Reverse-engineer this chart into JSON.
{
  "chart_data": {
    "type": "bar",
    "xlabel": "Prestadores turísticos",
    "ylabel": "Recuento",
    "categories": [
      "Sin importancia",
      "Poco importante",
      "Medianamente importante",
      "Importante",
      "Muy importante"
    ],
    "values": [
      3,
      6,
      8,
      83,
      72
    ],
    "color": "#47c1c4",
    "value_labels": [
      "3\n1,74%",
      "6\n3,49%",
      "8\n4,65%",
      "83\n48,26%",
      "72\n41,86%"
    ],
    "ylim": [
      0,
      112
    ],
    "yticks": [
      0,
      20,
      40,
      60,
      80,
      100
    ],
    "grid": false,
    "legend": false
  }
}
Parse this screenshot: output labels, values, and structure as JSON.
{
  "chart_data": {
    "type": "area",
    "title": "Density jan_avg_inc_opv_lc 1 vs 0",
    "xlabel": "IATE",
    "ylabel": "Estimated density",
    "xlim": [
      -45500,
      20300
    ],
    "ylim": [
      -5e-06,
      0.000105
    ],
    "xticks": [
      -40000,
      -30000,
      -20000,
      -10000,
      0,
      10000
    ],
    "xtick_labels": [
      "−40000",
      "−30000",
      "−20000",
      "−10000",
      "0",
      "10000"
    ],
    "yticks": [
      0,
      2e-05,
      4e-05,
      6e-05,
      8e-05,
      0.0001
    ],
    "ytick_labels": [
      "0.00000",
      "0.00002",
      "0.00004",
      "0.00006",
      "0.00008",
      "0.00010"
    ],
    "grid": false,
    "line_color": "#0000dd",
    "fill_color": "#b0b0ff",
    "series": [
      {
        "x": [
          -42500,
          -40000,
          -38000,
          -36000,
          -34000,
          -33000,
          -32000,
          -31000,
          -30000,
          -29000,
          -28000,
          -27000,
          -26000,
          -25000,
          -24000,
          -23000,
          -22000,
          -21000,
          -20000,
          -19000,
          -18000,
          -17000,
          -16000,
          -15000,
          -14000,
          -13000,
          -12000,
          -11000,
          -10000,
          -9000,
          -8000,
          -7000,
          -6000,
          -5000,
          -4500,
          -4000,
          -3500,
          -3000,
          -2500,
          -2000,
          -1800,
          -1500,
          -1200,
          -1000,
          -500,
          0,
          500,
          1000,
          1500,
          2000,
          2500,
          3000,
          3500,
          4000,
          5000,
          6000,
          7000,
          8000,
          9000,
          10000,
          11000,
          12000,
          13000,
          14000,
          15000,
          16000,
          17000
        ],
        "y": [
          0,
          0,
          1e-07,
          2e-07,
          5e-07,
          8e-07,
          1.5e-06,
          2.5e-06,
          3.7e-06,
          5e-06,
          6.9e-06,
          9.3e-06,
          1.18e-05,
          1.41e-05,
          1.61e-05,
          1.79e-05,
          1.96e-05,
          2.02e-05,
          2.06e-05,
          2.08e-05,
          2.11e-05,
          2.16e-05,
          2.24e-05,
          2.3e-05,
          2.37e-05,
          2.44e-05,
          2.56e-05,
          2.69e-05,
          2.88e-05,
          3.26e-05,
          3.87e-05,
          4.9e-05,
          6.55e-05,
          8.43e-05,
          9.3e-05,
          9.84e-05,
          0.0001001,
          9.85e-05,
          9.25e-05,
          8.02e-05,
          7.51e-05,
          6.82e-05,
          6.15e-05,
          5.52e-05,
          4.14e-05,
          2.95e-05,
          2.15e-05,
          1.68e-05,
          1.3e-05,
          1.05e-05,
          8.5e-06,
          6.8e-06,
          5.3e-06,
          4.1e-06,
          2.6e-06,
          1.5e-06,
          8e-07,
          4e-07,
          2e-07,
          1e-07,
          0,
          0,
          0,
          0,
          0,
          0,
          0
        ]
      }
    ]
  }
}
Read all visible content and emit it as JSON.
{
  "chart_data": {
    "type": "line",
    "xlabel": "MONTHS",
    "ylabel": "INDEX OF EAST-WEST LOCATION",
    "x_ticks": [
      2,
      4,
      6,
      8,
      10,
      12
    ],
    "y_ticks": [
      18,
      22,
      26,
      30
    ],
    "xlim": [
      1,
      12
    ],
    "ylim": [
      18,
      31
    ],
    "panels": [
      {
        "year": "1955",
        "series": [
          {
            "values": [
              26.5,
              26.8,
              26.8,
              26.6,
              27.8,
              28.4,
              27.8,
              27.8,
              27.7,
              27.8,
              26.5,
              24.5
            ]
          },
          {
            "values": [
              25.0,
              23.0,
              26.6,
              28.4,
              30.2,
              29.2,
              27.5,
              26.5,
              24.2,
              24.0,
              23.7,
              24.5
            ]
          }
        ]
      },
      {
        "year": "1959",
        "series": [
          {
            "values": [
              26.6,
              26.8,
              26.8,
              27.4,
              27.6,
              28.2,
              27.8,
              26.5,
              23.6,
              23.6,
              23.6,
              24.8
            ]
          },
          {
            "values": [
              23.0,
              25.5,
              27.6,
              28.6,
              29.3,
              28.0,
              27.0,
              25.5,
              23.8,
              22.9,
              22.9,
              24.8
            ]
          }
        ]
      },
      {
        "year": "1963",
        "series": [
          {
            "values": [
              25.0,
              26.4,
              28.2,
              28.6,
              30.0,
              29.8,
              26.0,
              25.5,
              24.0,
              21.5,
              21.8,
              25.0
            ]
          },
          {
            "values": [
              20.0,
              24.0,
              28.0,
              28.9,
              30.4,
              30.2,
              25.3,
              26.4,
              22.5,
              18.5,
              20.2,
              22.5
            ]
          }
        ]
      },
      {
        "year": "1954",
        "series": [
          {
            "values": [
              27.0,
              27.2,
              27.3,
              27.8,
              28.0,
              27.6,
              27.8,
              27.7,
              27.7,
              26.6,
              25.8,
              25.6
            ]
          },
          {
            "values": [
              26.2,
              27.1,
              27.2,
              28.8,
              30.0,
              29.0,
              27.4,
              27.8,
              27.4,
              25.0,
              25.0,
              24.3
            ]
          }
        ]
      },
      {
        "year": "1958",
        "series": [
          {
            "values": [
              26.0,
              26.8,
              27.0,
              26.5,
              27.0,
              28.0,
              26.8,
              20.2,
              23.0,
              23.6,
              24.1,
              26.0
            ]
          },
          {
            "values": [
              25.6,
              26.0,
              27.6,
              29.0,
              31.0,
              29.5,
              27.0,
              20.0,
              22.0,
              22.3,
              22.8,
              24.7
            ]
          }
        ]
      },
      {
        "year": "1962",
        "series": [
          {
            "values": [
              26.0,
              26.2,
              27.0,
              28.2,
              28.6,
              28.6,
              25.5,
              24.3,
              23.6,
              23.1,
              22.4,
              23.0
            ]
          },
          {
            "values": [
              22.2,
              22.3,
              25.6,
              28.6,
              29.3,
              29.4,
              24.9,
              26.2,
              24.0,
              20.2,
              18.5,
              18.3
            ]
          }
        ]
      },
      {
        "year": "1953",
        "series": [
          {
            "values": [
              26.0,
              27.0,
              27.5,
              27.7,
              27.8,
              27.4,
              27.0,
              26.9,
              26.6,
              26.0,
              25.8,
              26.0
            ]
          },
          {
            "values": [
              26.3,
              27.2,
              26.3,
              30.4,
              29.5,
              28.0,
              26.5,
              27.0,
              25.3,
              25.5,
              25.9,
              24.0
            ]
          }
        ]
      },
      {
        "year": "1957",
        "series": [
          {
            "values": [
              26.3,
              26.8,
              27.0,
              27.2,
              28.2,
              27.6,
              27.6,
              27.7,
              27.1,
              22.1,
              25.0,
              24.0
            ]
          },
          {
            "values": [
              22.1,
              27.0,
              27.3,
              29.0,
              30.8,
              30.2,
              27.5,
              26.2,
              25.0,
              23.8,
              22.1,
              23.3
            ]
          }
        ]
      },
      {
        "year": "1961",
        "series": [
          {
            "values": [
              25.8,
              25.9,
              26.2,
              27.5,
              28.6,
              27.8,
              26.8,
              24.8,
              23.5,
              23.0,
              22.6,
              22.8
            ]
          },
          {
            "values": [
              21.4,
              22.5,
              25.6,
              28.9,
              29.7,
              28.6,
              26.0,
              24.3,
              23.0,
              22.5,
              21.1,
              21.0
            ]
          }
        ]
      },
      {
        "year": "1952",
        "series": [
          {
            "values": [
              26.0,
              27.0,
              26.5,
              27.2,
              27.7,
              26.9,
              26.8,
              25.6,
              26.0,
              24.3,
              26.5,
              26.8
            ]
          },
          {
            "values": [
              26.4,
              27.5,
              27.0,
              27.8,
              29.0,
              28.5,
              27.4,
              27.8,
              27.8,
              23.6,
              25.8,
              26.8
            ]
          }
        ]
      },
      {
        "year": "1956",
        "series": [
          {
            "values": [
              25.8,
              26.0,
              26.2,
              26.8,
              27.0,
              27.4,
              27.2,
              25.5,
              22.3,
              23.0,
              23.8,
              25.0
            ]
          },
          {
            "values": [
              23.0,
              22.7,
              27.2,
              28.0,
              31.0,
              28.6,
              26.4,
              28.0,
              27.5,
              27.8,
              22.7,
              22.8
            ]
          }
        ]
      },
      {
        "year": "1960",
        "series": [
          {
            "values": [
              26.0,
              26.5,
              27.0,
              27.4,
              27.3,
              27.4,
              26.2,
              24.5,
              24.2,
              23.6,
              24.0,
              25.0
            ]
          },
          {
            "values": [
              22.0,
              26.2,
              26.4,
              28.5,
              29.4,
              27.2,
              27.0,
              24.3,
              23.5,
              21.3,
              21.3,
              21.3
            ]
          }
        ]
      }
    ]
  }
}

Task requirements: Check each line of the records above for "xlabel", and copy those that have it.

Written solution:
    "xlabel": "Prestadores turísticos",
    "xlabel": "IATE",
    "xlabel": "MONTHS",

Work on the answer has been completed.